SOURCE DOCUMENT -
*** Block opens ***
# Shelf Life of Antibiotics



## Nomad (Dec 19, 2002)

I have located this: Fish Mox - Amoxicillin 250 mg. It is priced at $18.49 for 100 capsules, so I thought I'd get some. I suppose I could use it for the family, but I mainly want it for the cats. It costs $39 just to walk in my vet's door and usually all they need is the Amoxicillin. I'm wondering how long it will be good? I am allergic to Penicillin, so I assume I can't use this for myself either.

Nomad


----------



## sisterpine (May 9, 2004)

Nomad, My doc says generally good for a year "however" after a year they become slightly less effective. I get the fixh flex forte as I am also allergic to penn but can take Keflex (which this is) I buy a few hundred and leave the package sealed and then I over seal them in my food sealer for longer term storage.KC


----------



## Nomad (Dec 19, 2002)

sisterpine said:


> Nomad, My doc says generally good for a year "however" after a year they become slightly less effective. I get the fixh flex forte as I am also allergic to penn but can take Keflex (which this is) I buy a few hundred and leave the package sealed and then I over seal them in my food sealer for longer term storage.KC


Can cats take that? This is more for them than people. My cat lady swears by Amoxicillin for all of her rescues.

Nomad

I just checked and the cost is $29.99 for 100 of the 250 mg. That's quite a bit higher than the Fish Mox.


----------



## sss3 (Jul 15, 2007)

Sisterpine, thanks for posting that. I think I'm allergic to Keflex.


----------



## janetn (Apr 26, 2012)

It depends on how and where you store it - a cool dark place is the best. Also it depends on the antibiotic and whether its in a dry formulation or suspension or if its to be recontituted. BTW Amoxicillian is not a broad spectrum antibiotic, which means it doesnt work very well on a lot of different bugs [illnesses] Plus its a rather old antibiotic and a lot of bugs are resistant to it. If you are going to get antibiotics you also need to get the knowledge of where when and what to use it for as well as what class its in [ for allergies to antibiotics] Antibiotics are grouped into classes - that would give you an idea of cross sensitivity aka if you are allergic to Amox what other antibiotics are closely related to amox hence the likelyhood of you being allergic to tham as well. A good drug book is essential. As well as some knowledge as to what antibiotics are good for what illnesses.
*** Block closes ***
TASK 1 -
Quote the thread on antibiotic shelf life from "I just checked" up to and including "allergic to Keflex.".
TASK 2 -
Translate this sentence from the thread on antibiotic shelf life into Spanish: "It depends on how and where you store it - a cool dark place is the best."
The records are separate material, apart from the thread on antibiotic shelf life.

Items stored from a collection
*** Block opens ***
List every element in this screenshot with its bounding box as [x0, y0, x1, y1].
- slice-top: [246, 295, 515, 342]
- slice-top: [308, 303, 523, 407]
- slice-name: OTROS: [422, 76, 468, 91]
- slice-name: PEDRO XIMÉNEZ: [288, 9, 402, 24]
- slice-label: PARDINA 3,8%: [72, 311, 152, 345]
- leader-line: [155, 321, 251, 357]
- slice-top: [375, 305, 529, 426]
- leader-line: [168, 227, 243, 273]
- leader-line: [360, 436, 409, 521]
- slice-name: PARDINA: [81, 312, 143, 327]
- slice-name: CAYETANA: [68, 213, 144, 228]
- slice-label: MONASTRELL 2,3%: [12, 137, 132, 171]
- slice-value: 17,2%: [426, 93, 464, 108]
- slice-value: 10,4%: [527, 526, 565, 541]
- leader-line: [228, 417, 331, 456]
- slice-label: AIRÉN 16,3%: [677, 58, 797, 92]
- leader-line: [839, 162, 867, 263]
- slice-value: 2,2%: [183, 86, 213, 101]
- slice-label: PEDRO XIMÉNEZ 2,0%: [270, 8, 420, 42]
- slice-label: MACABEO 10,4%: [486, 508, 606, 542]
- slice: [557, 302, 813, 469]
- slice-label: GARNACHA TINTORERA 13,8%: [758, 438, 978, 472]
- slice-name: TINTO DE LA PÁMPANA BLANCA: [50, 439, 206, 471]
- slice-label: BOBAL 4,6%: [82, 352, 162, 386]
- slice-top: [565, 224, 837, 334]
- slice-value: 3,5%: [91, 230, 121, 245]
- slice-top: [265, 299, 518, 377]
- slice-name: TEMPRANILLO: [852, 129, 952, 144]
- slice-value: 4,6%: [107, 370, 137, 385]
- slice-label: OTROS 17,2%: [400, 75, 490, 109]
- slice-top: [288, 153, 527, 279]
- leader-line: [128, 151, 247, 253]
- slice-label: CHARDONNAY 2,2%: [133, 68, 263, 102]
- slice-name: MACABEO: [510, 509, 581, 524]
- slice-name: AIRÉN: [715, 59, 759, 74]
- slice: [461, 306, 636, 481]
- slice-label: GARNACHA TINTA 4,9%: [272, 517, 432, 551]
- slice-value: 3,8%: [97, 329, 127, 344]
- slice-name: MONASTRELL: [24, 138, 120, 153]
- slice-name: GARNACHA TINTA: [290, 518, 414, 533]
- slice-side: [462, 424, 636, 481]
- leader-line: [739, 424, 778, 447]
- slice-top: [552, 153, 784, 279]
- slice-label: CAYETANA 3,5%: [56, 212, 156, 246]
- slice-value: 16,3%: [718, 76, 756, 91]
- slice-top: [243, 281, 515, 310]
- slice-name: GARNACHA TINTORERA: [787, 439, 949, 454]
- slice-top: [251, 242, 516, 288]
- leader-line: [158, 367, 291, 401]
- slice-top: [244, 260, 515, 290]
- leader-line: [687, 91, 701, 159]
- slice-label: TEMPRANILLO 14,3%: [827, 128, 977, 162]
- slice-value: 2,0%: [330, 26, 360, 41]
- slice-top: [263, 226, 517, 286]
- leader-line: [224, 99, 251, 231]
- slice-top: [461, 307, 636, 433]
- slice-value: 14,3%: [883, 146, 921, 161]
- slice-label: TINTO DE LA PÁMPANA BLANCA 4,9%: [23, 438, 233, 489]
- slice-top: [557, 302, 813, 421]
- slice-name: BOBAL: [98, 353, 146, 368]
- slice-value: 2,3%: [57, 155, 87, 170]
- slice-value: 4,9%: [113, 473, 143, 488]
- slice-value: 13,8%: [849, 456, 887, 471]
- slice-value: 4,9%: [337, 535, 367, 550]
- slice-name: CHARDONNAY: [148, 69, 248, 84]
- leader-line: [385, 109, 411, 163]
*** Block closes ***
RESPONSE AREA 1 -
I just checked and the cost is $29.99 for 100 of the 250 mg. That's quite a bit higher than the Fish Mox.


----------



## sss3 (Jul 15, 2007)

Sisterpine, thanks for posting that. I think I'm allergic to Keflex.

RESPONSE AREA 2 -
Depende de cómo y dónde lo guardes: un lugar fresco y oscuro es lo mejor.